[Dataset records]
####################
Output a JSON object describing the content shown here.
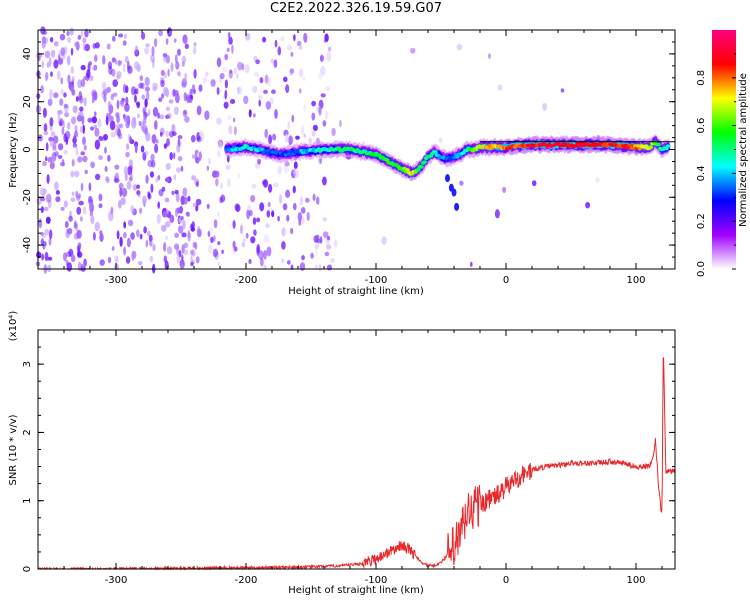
{
  "title": "C2E2.2022.326.19.59.G07",
  "chart_data": [
    {
      "type": "heatmap",
      "title": "C2E2.2022.326.19.59.G07",
      "xlabel": "Height of straight line (km)",
      "ylabel": "Frequency (Hz)",
      "xlim": [
        -360,
        130
      ],
      "ylim": [
        -50,
        50
      ],
      "xticks": [
        -300,
        -200,
        -100,
        0,
        100
      ],
      "yticks": [
        -40,
        -20,
        0,
        20,
        40
      ],
      "colorbar": {
        "label": "Normalized spectral amplitude",
        "range": [
          0,
          1
        ],
        "ticks": [
          "0.0",
          "0.2",
          "0.4",
          "0.6",
          "0.8"
        ],
        "colors": [
          "#ffffff",
          "#a000ff",
          "#0000ff",
          "#00ffff",
          "#00ff00",
          "#ffff00",
          "#ff0000",
          "#ff0080"
        ]
      },
      "ridge": {
        "x": [
          -215,
          -200,
          -190,
          -175,
          -160,
          -140,
          -130,
          -120,
          -110,
          -100,
          -90,
          -80,
          -72,
          -65,
          -60,
          -55,
          -50,
          -45,
          -40,
          -35,
          -30,
          -25,
          -20,
          -10,
          0,
          20,
          40,
          60,
          80,
          100,
          110,
          115,
          120,
          125
        ],
        "y": [
          0,
          1,
          0,
          -2,
          -1,
          0,
          0,
          0,
          -1,
          -2,
          -5,
          -8,
          -10,
          -7,
          -3,
          -1,
          -3,
          -4,
          -3,
          -2,
          0,
          0,
          1,
          1,
          1,
          2,
          2,
          2,
          2,
          1,
          1,
          3,
          0,
          1
        ],
        "amplitude": [
          0.35,
          0.45,
          0.4,
          0.3,
          0.35,
          0.45,
          0.5,
          0.5,
          0.5,
          0.55,
          0.55,
          0.6,
          0.7,
          0.5,
          0.5,
          0.5,
          0.4,
          0.35,
          0.35,
          0.4,
          0.5,
          0.6,
          0.7,
          0.75,
          0.8,
          0.85,
          0.9,
          0.9,
          0.85,
          0.8,
          0.7,
          0.6,
          0.5,
          0.4
        ]
      },
      "grid": false
    },
    {
      "type": "line",
      "xlabel": "Height of straight line (km)",
      "ylabel": "SNR (10 * v/v)",
      "yexponent": "(x10⁴)",
      "xlim": [
        -360,
        130
      ],
      "ylim": [
        0,
        3.5
      ],
      "xticks": [
        -300,
        -200,
        -100,
        0,
        100
      ],
      "yticks": [
        0,
        1,
        2,
        3
      ],
      "color": "#e8282b",
      "series": [
        {
          "x": [
            -360,
            -300,
            -250,
            -200,
            -150,
            -125,
            -110,
            -100,
            -95,
            -90,
            -85,
            -80,
            -75,
            -70,
            -65,
            -60,
            -55,
            -50,
            -45,
            -40,
            -35,
            -30,
            -25,
            -20,
            -15,
            -10,
            -5,
            0,
            10,
            20,
            30,
            40,
            50,
            60,
            70,
            80,
            90,
            100,
            110,
            113,
            115,
            117,
            119,
            120,
            121,
            123,
            125,
            130
          ],
          "y": [
            0.0,
            0.0,
            0.01,
            0.02,
            0.03,
            0.05,
            0.08,
            0.15,
            0.2,
            0.25,
            0.3,
            0.35,
            0.3,
            0.2,
            0.1,
            0.05,
            0.05,
            0.1,
            0.2,
            0.3,
            0.5,
            0.8,
            0.9,
            0.95,
            1.0,
            1.05,
            1.1,
            1.2,
            1.35,
            1.45,
            1.5,
            1.52,
            1.55,
            1.55,
            1.55,
            1.57,
            1.55,
            1.5,
            1.5,
            1.6,
            1.9,
            1.3,
            0.9,
            0.8,
            3.3,
            1.4,
            1.45,
            1.42
          ]
        }
      ],
      "grid": false
    }
  ]
}
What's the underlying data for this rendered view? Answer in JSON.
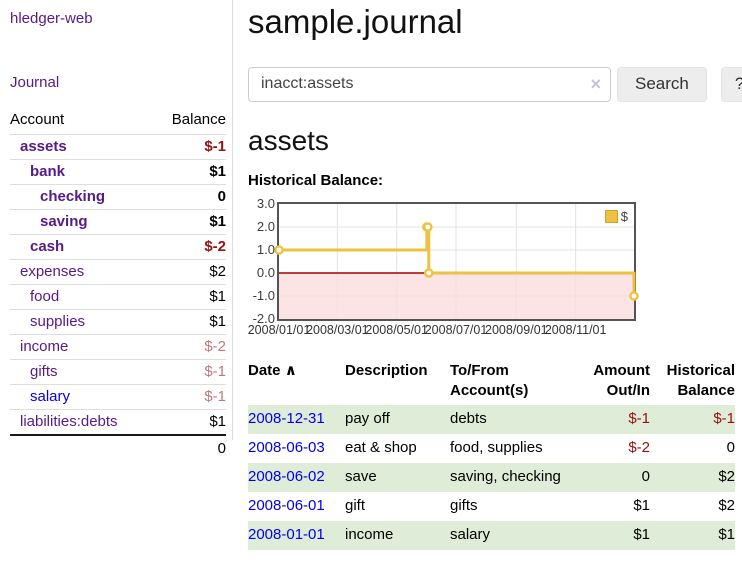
{
  "colors": {
    "accent_purple": "#551a8b",
    "link_blue": "#0000ee",
    "negative_strong": "#941111",
    "negative_soft": "#bb7b7b",
    "row_green": "#dfedd8",
    "chart_line": "#edc240",
    "chart_negative_bg": "#fbdcdc",
    "chart_zero_line": "#a40000",
    "chart_border": "#545454"
  },
  "brand": "hledger-web",
  "nav": {
    "journal": "Journal"
  },
  "sidebar": {
    "account_header": "Account",
    "balance_header": "Balance",
    "rows": [
      {
        "name": "assets",
        "balance": "$-1"
      },
      {
        "name": "bank",
        "balance": "$1"
      },
      {
        "name": "checking",
        "balance": "0"
      },
      {
        "name": "saving",
        "balance": "$1"
      },
      {
        "name": "cash",
        "balance": "$-2"
      },
      {
        "name": "expenses",
        "balance": "$2"
      },
      {
        "name": "food",
        "balance": "$1"
      },
      {
        "name": "supplies",
        "balance": "$1"
      },
      {
        "name": "income",
        "balance": "$-2"
      },
      {
        "name": "gifts",
        "balance": "$-1"
      },
      {
        "name": "salary",
        "balance": "$-1"
      },
      {
        "name": "liabilities:debts",
        "balance": "$1"
      }
    ],
    "total": "0"
  },
  "main": {
    "title": "sample.journal",
    "search": {
      "value": "inacct:assets",
      "clear": "×",
      "button_label": "Search",
      "help_label": "?"
    },
    "account_heading": "assets"
  },
  "chart_data": {
    "type": "line",
    "title": "Historical Balance:",
    "step": true,
    "grid": true,
    "legend_position": "top-right",
    "xlabel": "",
    "ylabel": "",
    "ylim": [
      -2.0,
      3.0
    ],
    "x_range": [
      "2008-01-01",
      "2008-12-31"
    ],
    "yticks": [
      "3.0",
      "2.0",
      "1.0",
      "0.0",
      "-1.0",
      "-2.0"
    ],
    "xticks": [
      {
        "date": "2008-01-01",
        "label": "2008/01/01"
      },
      {
        "date": "2008-03-01",
        "label": "2008/03/01"
      },
      {
        "date": "2008-05-01",
        "label": "2008/05/01"
      },
      {
        "date": "2008-07-01",
        "label": "2008/07/01"
      },
      {
        "date": "2008-09-01",
        "label": "2008/09/01"
      },
      {
        "date": "2008-11-01",
        "label": "2008/11/01"
      }
    ],
    "series": [
      {
        "name": "$",
        "color": "#edc240",
        "points": [
          [
            "2008-01-01",
            1
          ],
          [
            "2008-06-01",
            2
          ],
          [
            "2008-06-02",
            2
          ],
          [
            "2008-06-03",
            0
          ],
          [
            "2008-12-31",
            -1
          ]
        ]
      }
    ]
  },
  "register": {
    "sort_indicator": "∧",
    "headers": {
      "date": "Date",
      "description": "Description",
      "tofrom": "To/From Account(s)",
      "amount": "Amount Out/In",
      "balance": "Historical Balance"
    },
    "rows": [
      {
        "date": "2008-12-31",
        "description": "pay off",
        "accounts": "debts",
        "amount": "$-1",
        "balance": "$-1"
      },
      {
        "date": "2008-06-03",
        "description": "eat & shop",
        "accounts": "food, supplies",
        "amount": "$-2",
        "balance": "0"
      },
      {
        "date": "2008-06-02",
        "description": "save",
        "accounts": "saving, checking",
        "amount": "0",
        "balance": "$2"
      },
      {
        "date": "2008-06-01",
        "description": "gift",
        "accounts": "gifts",
        "amount": "$1",
        "balance": "$2"
      },
      {
        "date": "2008-01-01",
        "description": "income",
        "accounts": "salary",
        "amount": "$1",
        "balance": "$1"
      }
    ]
  }
}
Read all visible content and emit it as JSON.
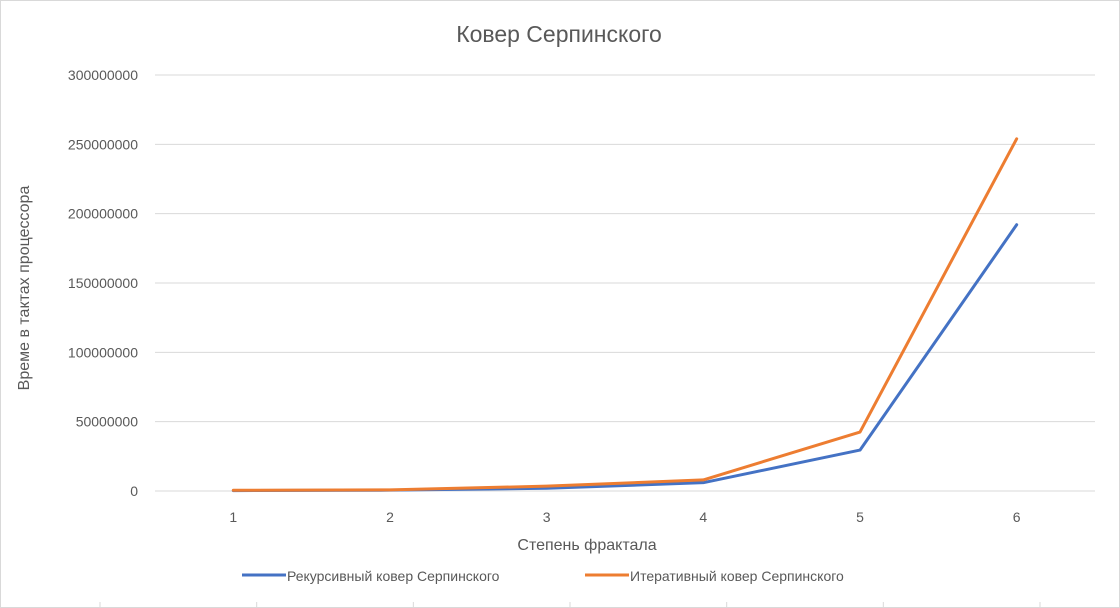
####################
Task prompt >> Using the listing above, gather each line that holds the string "amount" and copy it.

Solution to this problem >>
      "amount": "Amount Out/In",
        "amount": "$-1",
        "amount": "$-2",
        "amount": "0",
        "amount": "$1",
        "amount": "$1",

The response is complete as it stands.